Using the listing below, select the lines with the word "title" and copy them.
---
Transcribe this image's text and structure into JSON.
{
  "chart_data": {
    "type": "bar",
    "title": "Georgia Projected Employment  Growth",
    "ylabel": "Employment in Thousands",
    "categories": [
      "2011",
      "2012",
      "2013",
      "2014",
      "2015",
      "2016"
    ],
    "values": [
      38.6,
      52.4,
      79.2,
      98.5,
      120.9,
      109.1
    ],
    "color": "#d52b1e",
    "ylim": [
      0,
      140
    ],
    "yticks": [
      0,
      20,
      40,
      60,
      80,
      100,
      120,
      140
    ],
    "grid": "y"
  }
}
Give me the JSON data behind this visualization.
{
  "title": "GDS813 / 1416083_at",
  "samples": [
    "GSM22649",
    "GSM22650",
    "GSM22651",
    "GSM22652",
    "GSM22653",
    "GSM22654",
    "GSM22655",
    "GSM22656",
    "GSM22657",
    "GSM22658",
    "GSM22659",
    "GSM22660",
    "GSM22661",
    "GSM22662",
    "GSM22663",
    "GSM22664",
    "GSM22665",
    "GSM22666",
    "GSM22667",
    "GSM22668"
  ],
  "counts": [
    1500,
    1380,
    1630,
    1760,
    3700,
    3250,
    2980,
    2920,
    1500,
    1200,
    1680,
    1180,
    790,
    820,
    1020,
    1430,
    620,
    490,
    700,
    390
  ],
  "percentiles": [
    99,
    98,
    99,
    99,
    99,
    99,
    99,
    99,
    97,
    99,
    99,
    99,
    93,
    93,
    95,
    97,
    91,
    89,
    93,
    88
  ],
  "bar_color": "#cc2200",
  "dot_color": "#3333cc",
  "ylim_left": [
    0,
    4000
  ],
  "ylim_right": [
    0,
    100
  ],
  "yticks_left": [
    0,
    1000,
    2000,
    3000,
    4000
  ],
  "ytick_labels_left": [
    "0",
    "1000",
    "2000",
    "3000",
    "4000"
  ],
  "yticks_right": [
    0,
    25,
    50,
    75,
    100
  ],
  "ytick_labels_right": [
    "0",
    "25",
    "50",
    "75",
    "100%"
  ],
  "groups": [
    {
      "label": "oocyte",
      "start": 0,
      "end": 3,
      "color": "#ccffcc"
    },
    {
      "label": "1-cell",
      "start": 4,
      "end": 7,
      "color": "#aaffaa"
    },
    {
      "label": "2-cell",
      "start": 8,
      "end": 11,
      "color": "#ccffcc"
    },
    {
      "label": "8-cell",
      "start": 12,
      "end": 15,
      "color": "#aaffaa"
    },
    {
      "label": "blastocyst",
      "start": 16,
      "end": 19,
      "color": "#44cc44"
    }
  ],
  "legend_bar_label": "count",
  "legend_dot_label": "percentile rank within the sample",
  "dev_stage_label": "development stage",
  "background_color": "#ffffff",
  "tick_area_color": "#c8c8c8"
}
---
> **RESPONSE**
    "title": "Georgia Projected Employment  Growth",
  "title": "GDS813 / 1416083_at",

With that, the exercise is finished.